--- start ---

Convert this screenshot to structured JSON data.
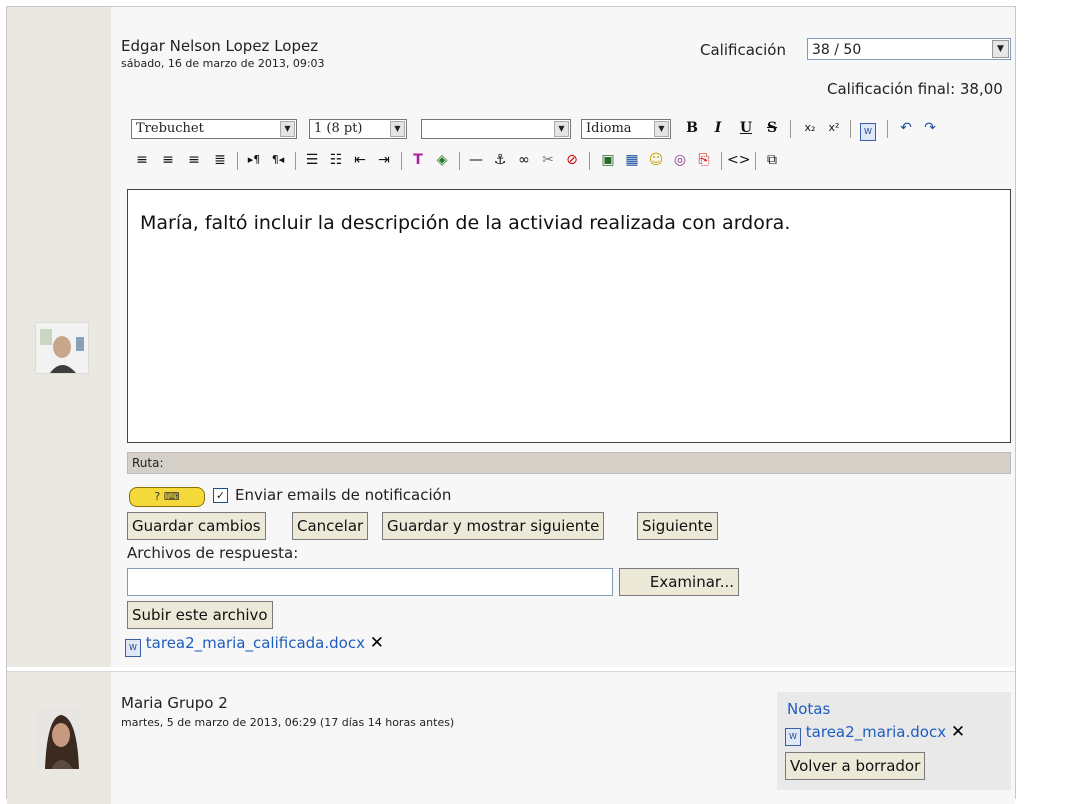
{
  "grader": {
    "name": "Edgar Nelson Lopez Lopez",
    "date": "sábado, 16 de marzo de 2013, 09:03",
    "grade_label": "Calificación",
    "grade_value": "38 / 50",
    "final_grade": "Calificación final: 38,00"
  },
  "toolbar": {
    "font_family": "Trebuchet",
    "font_size": "1 (8 pt)",
    "font_style": "",
    "language": "Idioma",
    "bold": "B",
    "italic": "I",
    "underline": "U",
    "strike": "S"
  },
  "editor": {
    "text": "María, faltó incluir la descripción de la activiad realizada con ardora."
  },
  "path_label": "Ruta:",
  "notify_label": "Enviar emails de notificación",
  "buttons": {
    "save": "Guardar cambios",
    "cancel": "Cancelar",
    "save_next": "Guardar y mostrar siguiente",
    "next": "Siguiente",
    "browse": "Examinar...",
    "upload": "Subir este archivo",
    "revert": "Volver a borrador"
  },
  "response_files_label": "Archivos de respuesta:",
  "response_file": "tarea2_maria_calificada.docx",
  "student": {
    "name": "Maria Grupo 2",
    "date": "martes, 5 de marzo de 2013, 06:29 (17 días 14 horas antes)",
    "notes_label": "Notas",
    "file": "tarea2_maria.docx"
  },
  "icons": [
    "avatar-grader",
    "avatar-student",
    "docx-icon",
    "delete-icon",
    "help-icon",
    "checkbox-icon"
  ]
}
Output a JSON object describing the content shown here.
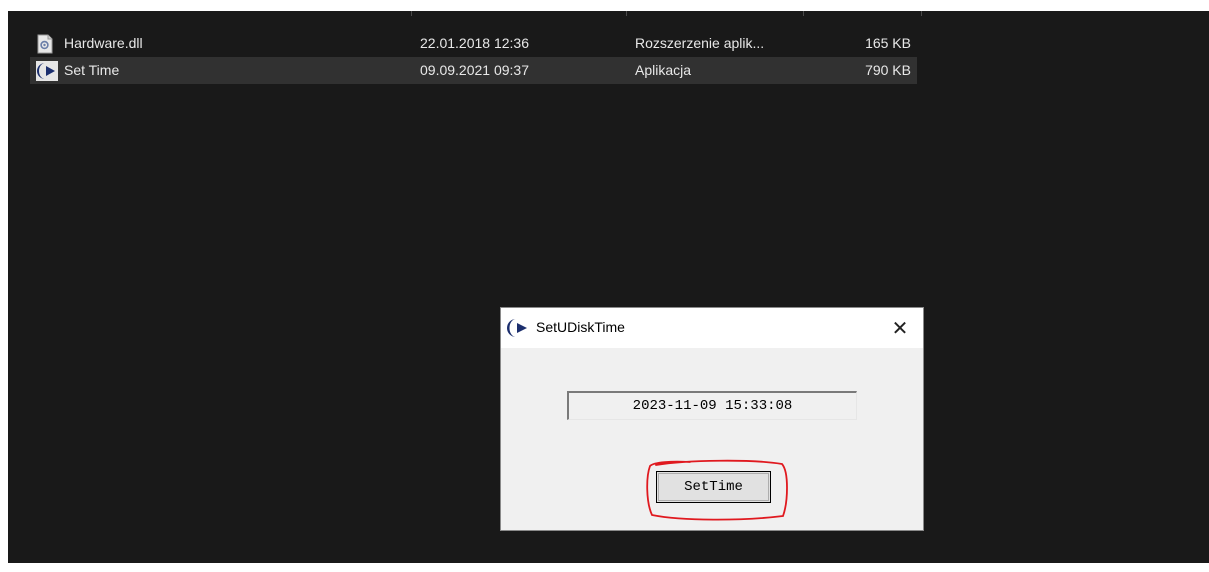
{
  "explorer": {
    "files": [
      {
        "name": "Hardware.dll",
        "modified": "22.01.2018 12:36",
        "type": "Rozszerzenie aplik...",
        "size": "165 KB",
        "icon": "dll-file-icon",
        "selected": false
      },
      {
        "name": "Set Time",
        "modified": "09.09.2021 09:37",
        "type": "Aplikacja",
        "size": "790 KB",
        "icon": "app-icon",
        "selected": true
      }
    ]
  },
  "dialog": {
    "title": "SetUDiskTime",
    "close_glyph": "✕",
    "time_value": "2023-11-09 15:33:08",
    "set_button_label": "SetTime"
  },
  "colors": {
    "explorer_bg": "#191919",
    "selected_row": "#313131",
    "dialog_bg": "#f0f0f0",
    "annotation": "#e0191f"
  }
}
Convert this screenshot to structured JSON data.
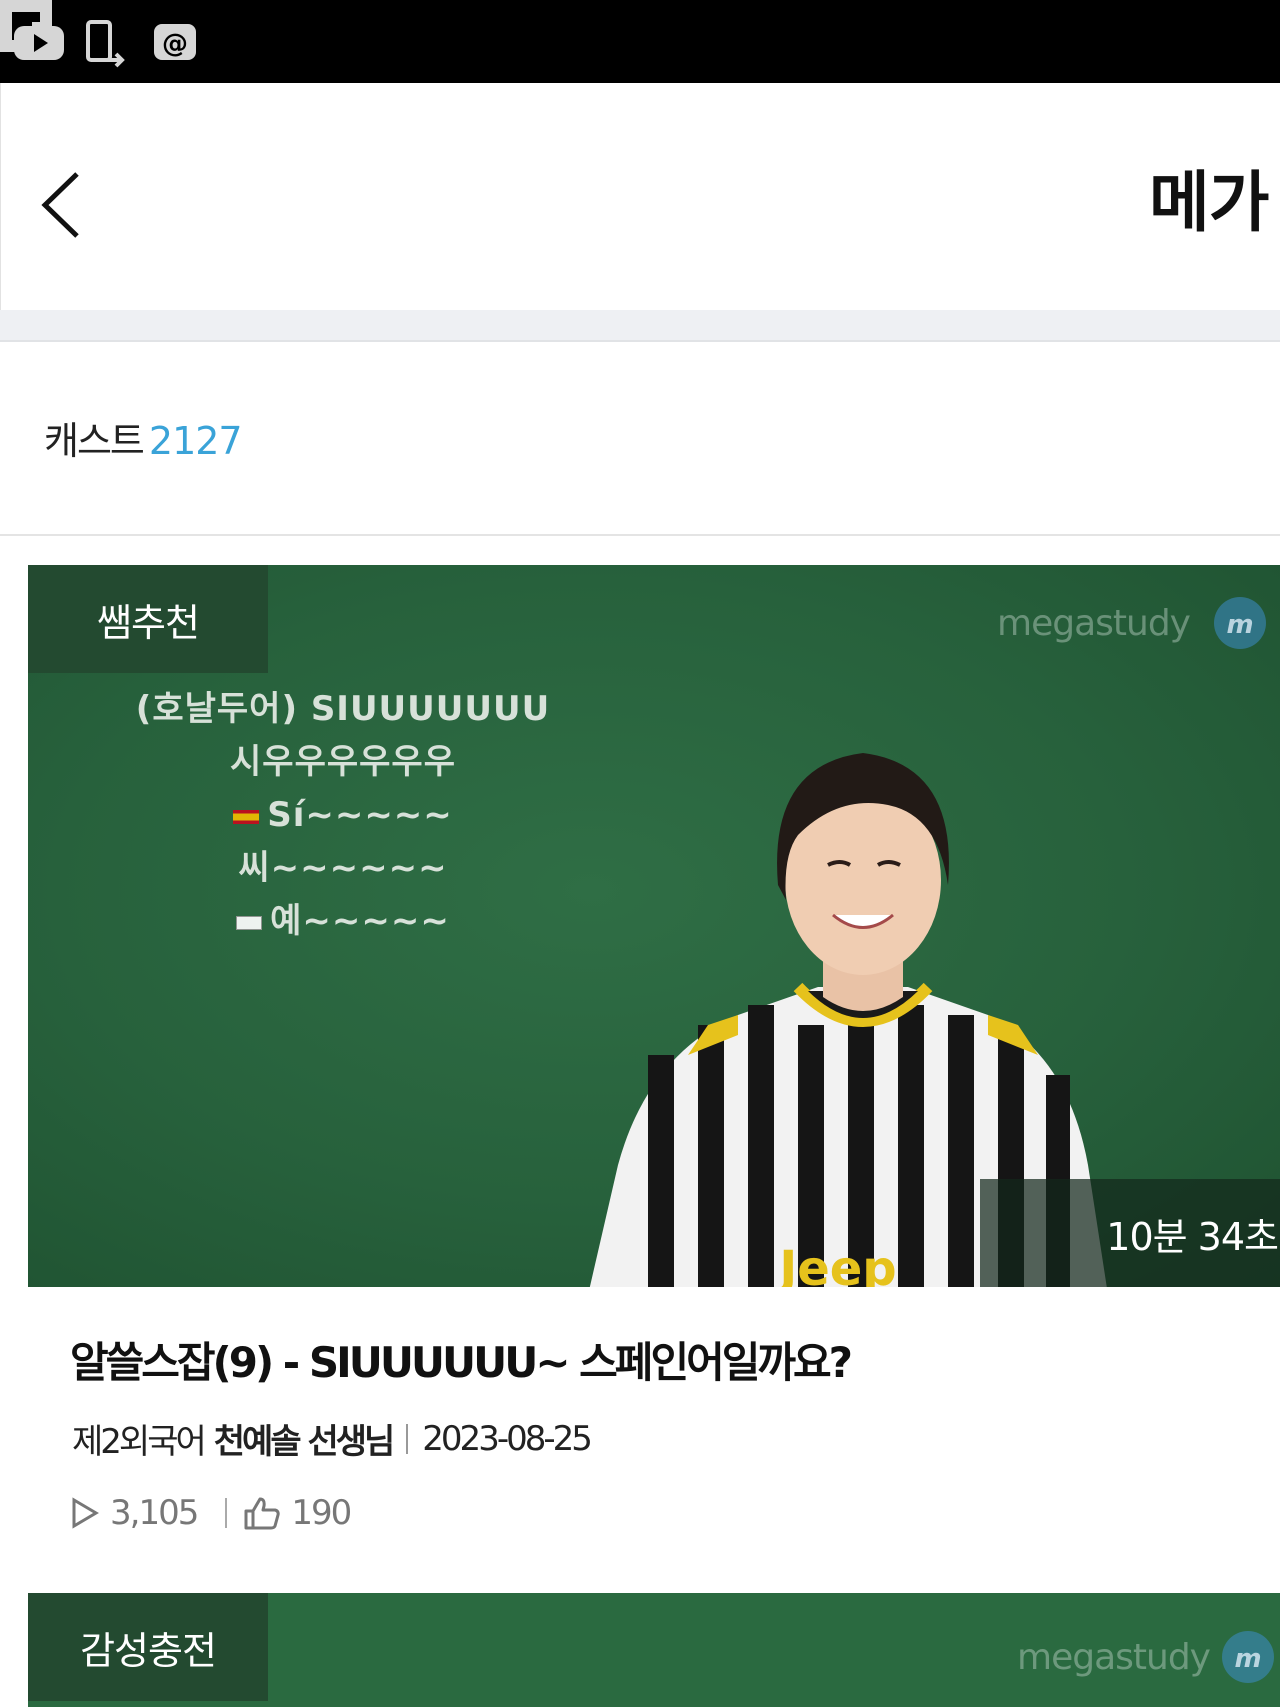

--- end ---

Select from the material above each line in which the string "type" appears, and list those lines.

        "type": "Rozszerzenie aplik...",
        "type": "Aplikacja",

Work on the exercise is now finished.